-- WHAT YOU NEED TO DO --
Review the lines that follow and copy each one that contains the word "русского".

(Stored items)
┄┄┄┄┄┄
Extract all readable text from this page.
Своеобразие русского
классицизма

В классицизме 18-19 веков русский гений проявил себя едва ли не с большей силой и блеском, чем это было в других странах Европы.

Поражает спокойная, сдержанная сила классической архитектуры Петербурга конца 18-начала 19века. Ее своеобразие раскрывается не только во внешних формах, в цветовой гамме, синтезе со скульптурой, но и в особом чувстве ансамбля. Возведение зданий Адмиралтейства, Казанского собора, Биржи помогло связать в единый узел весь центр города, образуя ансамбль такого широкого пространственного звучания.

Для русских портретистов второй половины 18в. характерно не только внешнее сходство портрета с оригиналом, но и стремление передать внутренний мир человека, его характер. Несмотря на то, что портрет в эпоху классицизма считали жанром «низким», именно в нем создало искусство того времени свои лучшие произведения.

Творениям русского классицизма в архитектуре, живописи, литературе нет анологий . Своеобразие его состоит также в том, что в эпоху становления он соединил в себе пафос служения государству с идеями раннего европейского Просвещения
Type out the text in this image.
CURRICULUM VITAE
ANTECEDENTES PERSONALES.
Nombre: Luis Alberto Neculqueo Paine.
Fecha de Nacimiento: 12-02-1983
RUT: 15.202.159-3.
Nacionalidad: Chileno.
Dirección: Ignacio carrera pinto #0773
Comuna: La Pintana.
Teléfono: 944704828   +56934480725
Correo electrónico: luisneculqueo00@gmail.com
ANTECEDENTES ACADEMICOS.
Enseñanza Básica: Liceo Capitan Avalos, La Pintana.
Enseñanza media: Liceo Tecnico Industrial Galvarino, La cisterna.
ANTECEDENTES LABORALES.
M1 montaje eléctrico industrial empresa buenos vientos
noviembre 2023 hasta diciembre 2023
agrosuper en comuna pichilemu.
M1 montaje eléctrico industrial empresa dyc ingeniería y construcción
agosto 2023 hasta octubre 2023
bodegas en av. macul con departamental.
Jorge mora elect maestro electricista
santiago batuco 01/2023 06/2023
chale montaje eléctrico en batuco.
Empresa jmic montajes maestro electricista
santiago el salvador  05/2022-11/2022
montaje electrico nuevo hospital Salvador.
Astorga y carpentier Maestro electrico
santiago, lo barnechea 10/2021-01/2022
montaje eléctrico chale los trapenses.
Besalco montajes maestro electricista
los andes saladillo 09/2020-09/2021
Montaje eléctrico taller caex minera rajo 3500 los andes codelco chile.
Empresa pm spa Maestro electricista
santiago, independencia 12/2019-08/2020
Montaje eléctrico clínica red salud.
┄┄┄┄┄┄
-- OUTPUT FOR THIS TASK --
Своеобразие русского
Творениям русского классицизма в архитектуре, живописи, литературе нет анологий . Своеобразие его состоит также в том, что в эпоху становления он соединил в себе пафос служения государству с идеями раннего европейского Просвещения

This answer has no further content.